*Stored records*:
════════

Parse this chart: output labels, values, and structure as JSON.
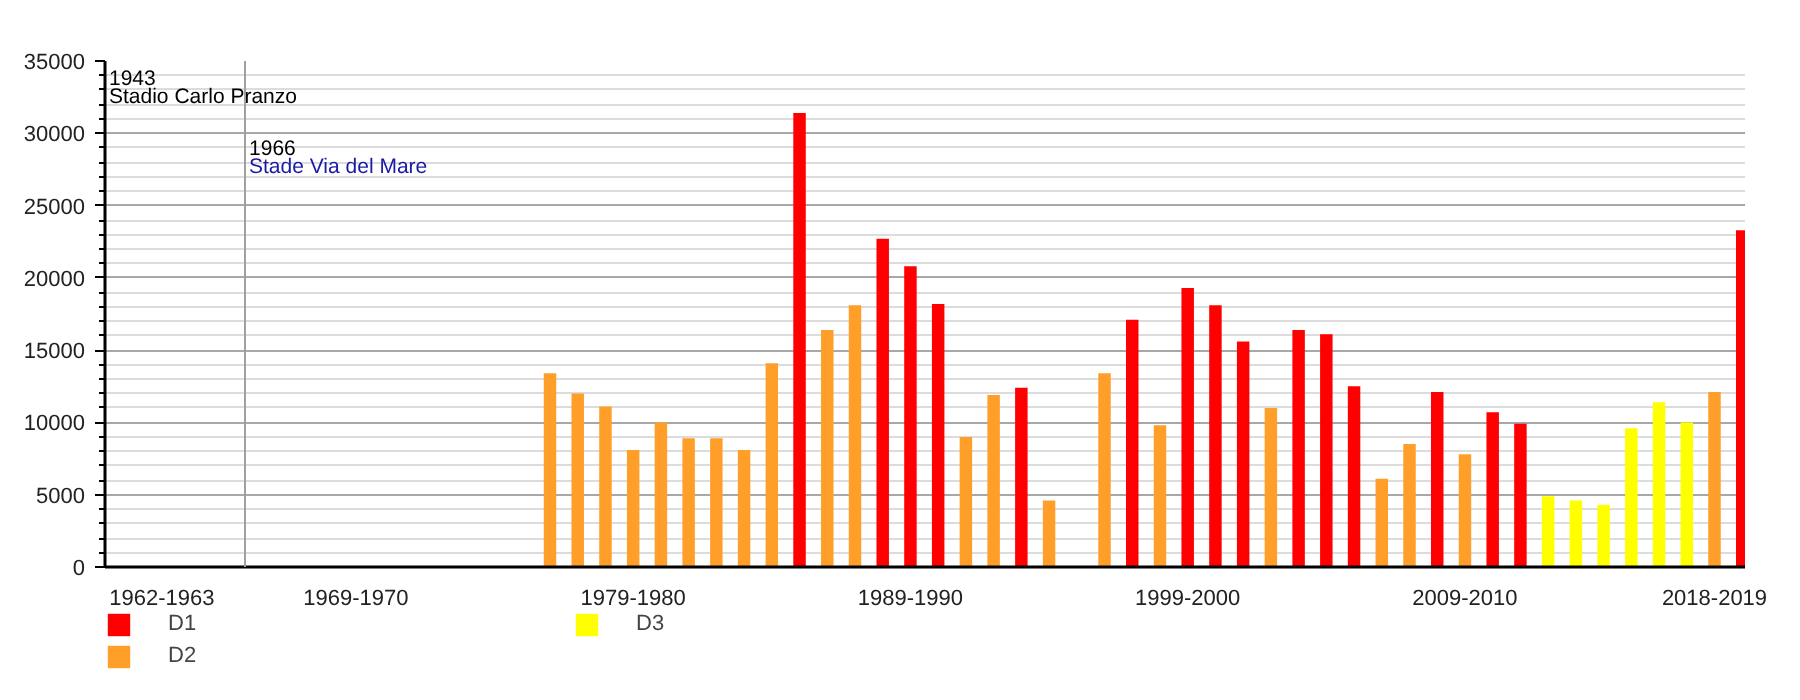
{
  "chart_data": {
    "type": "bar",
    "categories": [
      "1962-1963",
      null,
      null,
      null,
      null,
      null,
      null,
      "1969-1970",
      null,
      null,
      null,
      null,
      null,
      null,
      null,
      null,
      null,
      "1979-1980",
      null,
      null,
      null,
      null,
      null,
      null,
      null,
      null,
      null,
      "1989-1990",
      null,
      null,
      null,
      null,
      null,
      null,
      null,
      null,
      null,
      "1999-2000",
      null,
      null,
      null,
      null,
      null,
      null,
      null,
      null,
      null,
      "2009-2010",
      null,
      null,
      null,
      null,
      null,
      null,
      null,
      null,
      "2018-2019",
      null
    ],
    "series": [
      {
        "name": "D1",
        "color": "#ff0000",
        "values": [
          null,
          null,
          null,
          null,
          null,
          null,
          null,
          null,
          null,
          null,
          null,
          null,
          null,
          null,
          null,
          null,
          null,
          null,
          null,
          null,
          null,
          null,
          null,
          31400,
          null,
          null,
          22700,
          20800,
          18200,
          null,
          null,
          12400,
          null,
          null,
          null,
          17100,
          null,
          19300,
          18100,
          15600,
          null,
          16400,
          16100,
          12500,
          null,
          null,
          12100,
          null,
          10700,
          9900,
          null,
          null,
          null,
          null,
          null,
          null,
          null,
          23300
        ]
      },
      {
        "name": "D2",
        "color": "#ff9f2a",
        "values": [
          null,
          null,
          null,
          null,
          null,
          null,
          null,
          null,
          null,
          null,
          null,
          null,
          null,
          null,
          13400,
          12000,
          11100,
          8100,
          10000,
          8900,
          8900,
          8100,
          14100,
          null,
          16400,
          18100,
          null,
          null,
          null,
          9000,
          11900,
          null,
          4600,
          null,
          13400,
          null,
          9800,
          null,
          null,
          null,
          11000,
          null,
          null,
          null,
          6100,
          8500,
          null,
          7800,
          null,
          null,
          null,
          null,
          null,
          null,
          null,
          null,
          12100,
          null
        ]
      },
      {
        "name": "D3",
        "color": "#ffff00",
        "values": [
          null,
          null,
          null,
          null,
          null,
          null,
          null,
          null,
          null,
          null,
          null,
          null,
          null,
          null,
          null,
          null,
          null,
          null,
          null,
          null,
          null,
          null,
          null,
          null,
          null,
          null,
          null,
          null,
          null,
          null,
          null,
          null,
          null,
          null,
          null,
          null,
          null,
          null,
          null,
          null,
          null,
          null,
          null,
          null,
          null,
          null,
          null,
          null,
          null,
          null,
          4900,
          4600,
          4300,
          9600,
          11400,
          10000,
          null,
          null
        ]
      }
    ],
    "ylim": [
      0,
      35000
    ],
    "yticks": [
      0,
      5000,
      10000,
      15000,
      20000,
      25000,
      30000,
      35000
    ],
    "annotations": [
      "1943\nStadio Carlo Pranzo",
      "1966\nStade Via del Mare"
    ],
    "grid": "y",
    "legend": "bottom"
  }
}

════════

*What you have to do*: Return all of the data exactly as written, and drop the pictures.

*Answer to the exercise*:
Parse this chart: output labels, values, and structure as JSON.
{
  "chart_data": {
    "type": "bar",
    "categories": [
      "1962-1963",
      null,
      null,
      null,
      null,
      null,
      null,
      "1969-1970",
      null,
      null,
      null,
      null,
      null,
      null,
      null,
      null,
      null,
      "1979-1980",
      null,
      null,
      null,
      null,
      null,
      null,
      null,
      null,
      null,
      "1989-1990",
      null,
      null,
      null,
      null,
      null,
      null,
      null,
      null,
      null,
      "1999-2000",
      null,
      null,
      null,
      null,
      null,
      null,
      null,
      null,
      null,
      "2009-2010",
      null,
      null,
      null,
      null,
      null,
      null,
      null,
      null,
      "2018-2019",
      null
    ],
    "series": [
      {
        "name": "D1",
        "color": "#ff0000",
        "values": [
          null,
          null,
          null,
          null,
          null,
          null,
          null,
          null,
          null,
          null,
          null,
          null,
          null,
          null,
          null,
          null,
          null,
          null,
          null,
          null,
          null,
          null,
          null,
          31400,
          null,
          null,
          22700,
          20800,
          18200,
          null,
          null,
          12400,
          null,
          null,
          null,
          17100,
          null,
          19300,
          18100,
          15600,
          null,
          16400,
          16100,
          12500,
          null,
          null,
          12100,
          null,
          10700,
          9900,
          null,
          null,
          null,
          null,
          null,
          null,
          null,
          23300
        ]
      },
      {
        "name": "D2",
        "color": "#ff9f2a",
        "values": [
          null,
          null,
          null,
          null,
          null,
          null,
          null,
          null,
          null,
          null,
          null,
          null,
          null,
          null,
          13400,
          12000,
          11100,
          8100,
          10000,
          8900,
          8900,
          8100,
          14100,
          null,
          16400,
          18100,
          null,
          null,
          null,
          9000,
          11900,
          null,
          4600,
          null,
          13400,
          null,
          9800,
          null,
          null,
          null,
          11000,
          null,
          null,
          null,
          6100,
          8500,
          null,
          7800,
          null,
          null,
          null,
          null,
          null,
          null,
          null,
          null,
          12100,
          null
        ]
      },
      {
        "name": "D3",
        "color": "#ffff00",
        "values": [
          null,
          null,
          null,
          null,
          null,
          null,
          null,
          null,
          null,
          null,
          null,
          null,
          null,
          null,
          null,
          null,
          null,
          null,
          null,
          null,
          null,
          null,
          null,
          null,
          null,
          null,
          null,
          null,
          null,
          null,
          null,
          null,
          null,
          null,
          null,
          null,
          null,
          null,
          null,
          null,
          null,
          null,
          null,
          null,
          null,
          null,
          null,
          null,
          null,
          null,
          4900,
          4600,
          4300,
          9600,
          11400,
          10000,
          null,
          null
        ]
      }
    ],
    "ylim": [
      0,
      35000
    ],
    "yticks": [
      0,
      5000,
      10000,
      15000,
      20000,
      25000,
      30000,
      35000
    ],
    "annotations": [
      "1943\nStadio Carlo Pranzo",
      "1966\nStade Via del Mare"
    ],
    "grid": "y",
    "legend": "bottom"
  }
}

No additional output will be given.